- [TASK INSTRUCTIONS]: Of the lines in this material, how many contain "Pendukung"? Answer with a single number only.

-- start of DATASET EXTRACT --

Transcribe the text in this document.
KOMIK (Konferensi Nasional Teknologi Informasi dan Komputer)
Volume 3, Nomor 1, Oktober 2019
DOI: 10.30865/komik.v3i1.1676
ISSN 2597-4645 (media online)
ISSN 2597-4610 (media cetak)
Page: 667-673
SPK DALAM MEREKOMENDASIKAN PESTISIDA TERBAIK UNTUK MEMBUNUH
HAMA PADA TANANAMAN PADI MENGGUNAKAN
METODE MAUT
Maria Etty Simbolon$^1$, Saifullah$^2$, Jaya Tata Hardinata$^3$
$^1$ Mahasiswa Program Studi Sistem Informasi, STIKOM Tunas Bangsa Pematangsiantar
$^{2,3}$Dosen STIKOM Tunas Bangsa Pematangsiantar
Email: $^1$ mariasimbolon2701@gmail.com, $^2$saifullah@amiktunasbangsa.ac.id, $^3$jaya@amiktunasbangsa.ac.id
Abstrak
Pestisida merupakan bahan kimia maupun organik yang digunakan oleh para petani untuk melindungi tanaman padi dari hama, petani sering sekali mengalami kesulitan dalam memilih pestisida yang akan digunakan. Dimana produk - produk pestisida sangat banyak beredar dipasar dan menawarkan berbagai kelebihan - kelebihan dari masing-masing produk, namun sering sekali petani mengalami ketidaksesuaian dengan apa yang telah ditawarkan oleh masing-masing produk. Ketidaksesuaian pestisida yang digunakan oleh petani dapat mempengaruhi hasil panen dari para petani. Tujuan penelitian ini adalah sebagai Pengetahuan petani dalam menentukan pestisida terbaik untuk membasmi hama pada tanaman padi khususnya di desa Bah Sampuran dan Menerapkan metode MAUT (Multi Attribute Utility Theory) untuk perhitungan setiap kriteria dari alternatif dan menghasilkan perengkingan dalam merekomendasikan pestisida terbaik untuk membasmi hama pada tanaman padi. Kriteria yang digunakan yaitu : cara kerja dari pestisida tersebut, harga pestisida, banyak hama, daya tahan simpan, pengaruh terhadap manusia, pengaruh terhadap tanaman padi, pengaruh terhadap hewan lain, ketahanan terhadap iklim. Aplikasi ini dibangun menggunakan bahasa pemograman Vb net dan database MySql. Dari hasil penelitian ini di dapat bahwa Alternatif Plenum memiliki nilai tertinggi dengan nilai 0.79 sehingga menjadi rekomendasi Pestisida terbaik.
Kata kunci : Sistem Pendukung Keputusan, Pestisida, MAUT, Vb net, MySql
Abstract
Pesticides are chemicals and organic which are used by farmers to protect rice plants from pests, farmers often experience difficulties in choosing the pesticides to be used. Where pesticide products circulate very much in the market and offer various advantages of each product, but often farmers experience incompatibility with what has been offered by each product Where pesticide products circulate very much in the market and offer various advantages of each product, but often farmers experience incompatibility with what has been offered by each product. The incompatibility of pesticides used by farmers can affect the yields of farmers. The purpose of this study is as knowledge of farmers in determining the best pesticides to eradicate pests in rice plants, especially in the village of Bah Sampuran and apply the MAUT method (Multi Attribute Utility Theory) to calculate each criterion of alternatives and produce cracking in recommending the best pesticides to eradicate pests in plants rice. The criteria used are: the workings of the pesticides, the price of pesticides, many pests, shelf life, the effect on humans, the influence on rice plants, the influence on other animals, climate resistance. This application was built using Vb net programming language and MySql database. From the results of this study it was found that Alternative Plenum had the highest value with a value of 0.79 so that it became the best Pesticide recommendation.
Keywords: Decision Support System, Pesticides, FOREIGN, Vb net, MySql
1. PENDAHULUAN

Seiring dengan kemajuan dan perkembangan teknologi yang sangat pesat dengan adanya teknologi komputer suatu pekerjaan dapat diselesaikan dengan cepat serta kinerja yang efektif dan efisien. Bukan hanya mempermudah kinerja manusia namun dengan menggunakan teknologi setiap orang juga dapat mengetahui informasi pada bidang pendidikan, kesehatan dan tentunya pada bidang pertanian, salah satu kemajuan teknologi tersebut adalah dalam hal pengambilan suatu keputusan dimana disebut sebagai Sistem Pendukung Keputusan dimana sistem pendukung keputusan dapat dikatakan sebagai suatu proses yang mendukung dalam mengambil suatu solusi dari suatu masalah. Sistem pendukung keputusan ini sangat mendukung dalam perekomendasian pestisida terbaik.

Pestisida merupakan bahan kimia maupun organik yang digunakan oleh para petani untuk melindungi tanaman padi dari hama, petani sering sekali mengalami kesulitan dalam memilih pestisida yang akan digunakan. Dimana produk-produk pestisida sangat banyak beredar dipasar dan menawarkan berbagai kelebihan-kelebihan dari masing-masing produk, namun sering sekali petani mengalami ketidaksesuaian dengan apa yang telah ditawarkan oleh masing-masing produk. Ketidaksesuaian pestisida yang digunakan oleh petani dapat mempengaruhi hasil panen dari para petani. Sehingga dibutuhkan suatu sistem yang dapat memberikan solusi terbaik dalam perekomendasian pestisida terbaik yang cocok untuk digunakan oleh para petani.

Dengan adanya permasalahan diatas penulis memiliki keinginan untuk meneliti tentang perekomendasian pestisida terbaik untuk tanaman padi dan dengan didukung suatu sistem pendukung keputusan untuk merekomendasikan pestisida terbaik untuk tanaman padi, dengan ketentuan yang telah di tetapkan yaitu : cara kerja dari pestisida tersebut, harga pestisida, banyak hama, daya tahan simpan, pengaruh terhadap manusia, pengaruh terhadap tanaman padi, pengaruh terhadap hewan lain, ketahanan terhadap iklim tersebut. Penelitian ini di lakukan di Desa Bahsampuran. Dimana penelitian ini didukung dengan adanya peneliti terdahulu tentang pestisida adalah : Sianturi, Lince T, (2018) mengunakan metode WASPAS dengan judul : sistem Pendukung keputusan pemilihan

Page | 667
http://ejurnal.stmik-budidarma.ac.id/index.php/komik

-- end of DATASET EXTRACT --

- [FINISHED TASK]: 3